* begin DATA LISTING *

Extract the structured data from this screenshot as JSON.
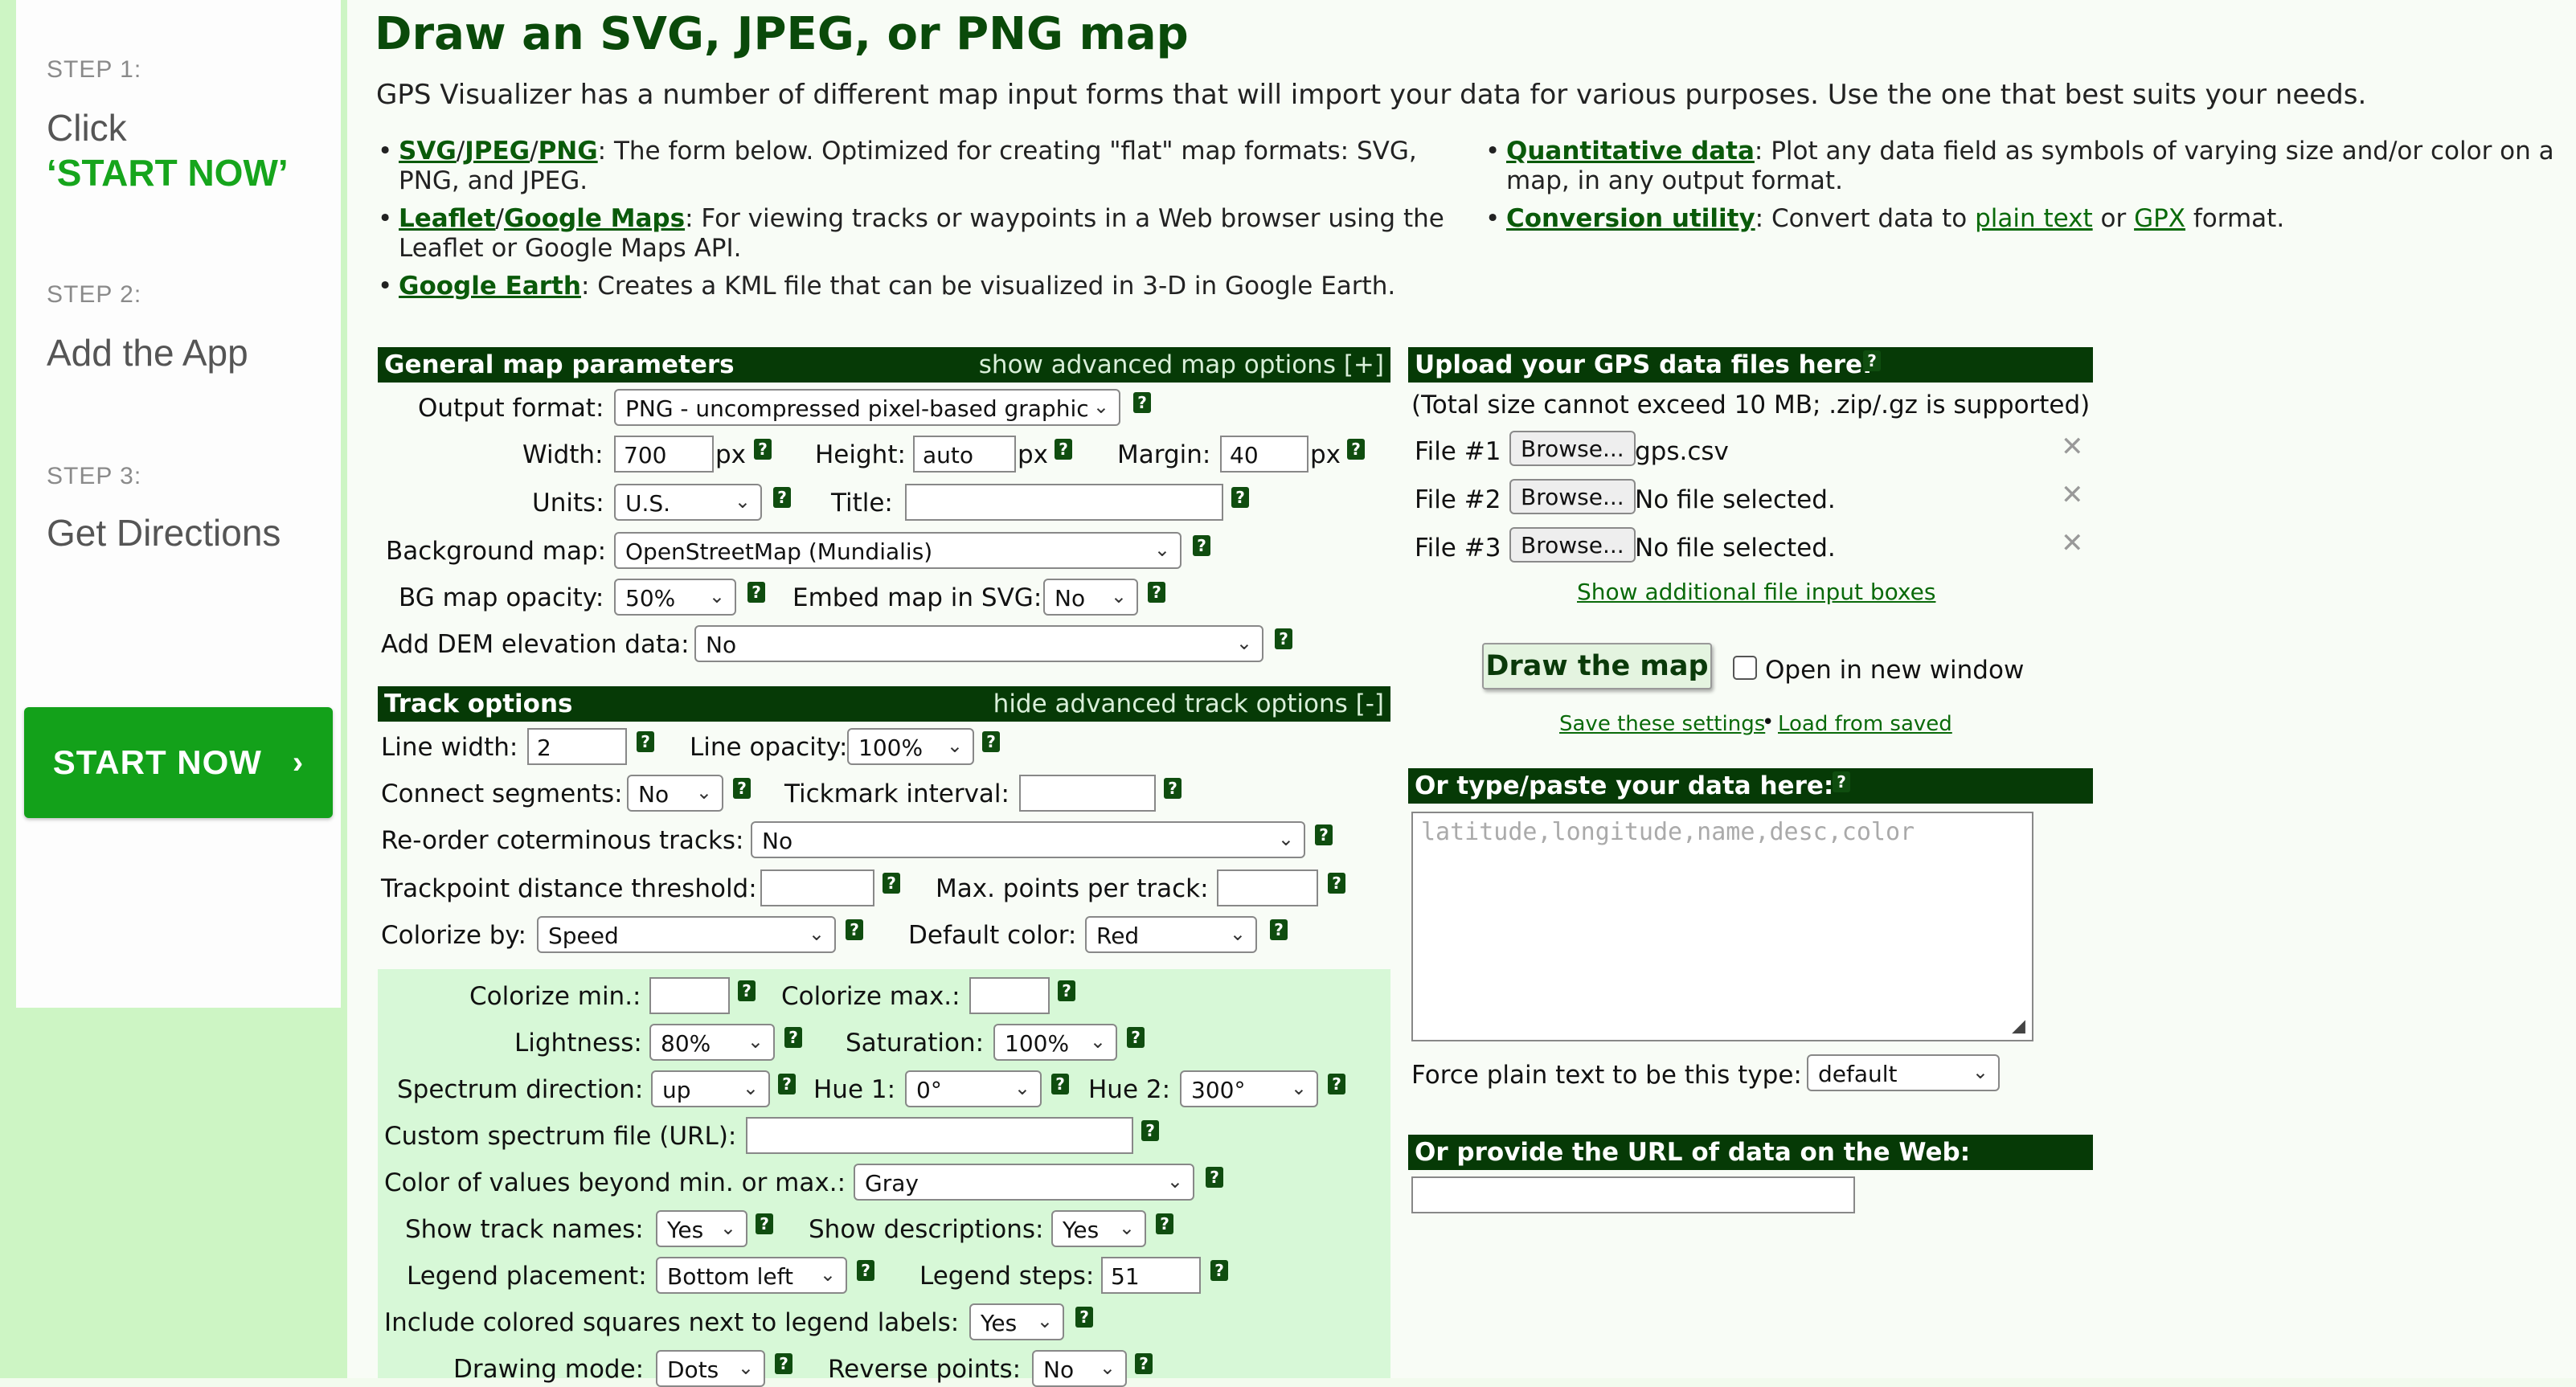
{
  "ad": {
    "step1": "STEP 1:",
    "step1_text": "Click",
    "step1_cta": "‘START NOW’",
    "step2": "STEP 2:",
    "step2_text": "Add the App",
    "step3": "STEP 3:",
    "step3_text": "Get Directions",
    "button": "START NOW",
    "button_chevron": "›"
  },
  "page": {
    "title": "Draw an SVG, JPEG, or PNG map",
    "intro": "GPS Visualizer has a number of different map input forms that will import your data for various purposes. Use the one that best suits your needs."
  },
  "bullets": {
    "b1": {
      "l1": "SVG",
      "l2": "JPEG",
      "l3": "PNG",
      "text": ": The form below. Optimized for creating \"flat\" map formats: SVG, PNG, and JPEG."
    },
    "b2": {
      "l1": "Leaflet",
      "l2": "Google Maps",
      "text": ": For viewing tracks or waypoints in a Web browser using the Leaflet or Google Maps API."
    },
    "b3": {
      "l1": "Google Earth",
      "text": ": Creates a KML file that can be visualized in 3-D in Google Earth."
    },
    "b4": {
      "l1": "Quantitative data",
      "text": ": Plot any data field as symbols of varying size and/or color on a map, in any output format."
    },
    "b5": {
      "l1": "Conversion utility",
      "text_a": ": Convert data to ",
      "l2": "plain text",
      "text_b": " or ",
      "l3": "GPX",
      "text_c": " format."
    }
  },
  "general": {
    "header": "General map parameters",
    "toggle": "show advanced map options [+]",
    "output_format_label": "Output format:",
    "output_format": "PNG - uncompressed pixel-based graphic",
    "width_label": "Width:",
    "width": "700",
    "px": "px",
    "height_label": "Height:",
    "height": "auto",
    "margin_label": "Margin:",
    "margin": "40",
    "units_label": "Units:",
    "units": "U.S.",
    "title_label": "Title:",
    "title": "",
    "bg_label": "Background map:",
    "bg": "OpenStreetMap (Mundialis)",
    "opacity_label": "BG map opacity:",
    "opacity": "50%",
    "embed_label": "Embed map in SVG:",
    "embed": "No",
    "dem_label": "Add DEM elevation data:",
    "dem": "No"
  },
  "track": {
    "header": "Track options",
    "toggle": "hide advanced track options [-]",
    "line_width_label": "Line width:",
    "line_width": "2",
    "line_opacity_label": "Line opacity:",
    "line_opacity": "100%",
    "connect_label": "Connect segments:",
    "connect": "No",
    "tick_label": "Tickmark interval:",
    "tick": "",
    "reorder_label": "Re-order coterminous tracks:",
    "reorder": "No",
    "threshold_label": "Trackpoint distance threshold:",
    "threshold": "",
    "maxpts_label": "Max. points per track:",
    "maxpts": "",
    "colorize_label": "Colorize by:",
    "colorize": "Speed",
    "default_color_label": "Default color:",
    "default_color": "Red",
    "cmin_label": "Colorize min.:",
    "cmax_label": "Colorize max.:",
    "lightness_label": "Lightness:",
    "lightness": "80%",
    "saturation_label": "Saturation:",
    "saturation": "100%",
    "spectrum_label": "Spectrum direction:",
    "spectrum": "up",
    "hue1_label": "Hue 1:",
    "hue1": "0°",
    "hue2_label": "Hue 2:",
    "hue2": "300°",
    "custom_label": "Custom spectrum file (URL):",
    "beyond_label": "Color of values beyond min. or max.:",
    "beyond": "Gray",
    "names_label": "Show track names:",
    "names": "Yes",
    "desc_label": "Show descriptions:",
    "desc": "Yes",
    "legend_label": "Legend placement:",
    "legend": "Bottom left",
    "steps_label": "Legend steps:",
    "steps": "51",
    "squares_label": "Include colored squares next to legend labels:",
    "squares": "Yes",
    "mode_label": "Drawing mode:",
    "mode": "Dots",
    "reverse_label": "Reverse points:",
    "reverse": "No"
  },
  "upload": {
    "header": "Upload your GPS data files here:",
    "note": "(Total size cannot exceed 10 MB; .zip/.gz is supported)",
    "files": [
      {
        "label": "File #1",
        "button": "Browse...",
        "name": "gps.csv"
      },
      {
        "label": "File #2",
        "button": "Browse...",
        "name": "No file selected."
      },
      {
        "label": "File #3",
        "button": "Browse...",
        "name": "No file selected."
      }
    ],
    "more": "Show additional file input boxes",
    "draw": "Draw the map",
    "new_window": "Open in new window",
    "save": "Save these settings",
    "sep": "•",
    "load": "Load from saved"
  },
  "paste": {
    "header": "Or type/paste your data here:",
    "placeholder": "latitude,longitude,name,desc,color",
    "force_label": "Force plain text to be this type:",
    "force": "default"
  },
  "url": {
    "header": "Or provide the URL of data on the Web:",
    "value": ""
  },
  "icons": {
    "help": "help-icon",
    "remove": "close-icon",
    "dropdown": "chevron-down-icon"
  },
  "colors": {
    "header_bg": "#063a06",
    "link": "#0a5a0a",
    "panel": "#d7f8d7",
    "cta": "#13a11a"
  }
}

* end DATA LISTING *

_EXERCISE BRIEF:_ Reply with nothing but the number of lines that contain the word "tracks".

_SOLUTION TO THIS EXERCISE:_ 2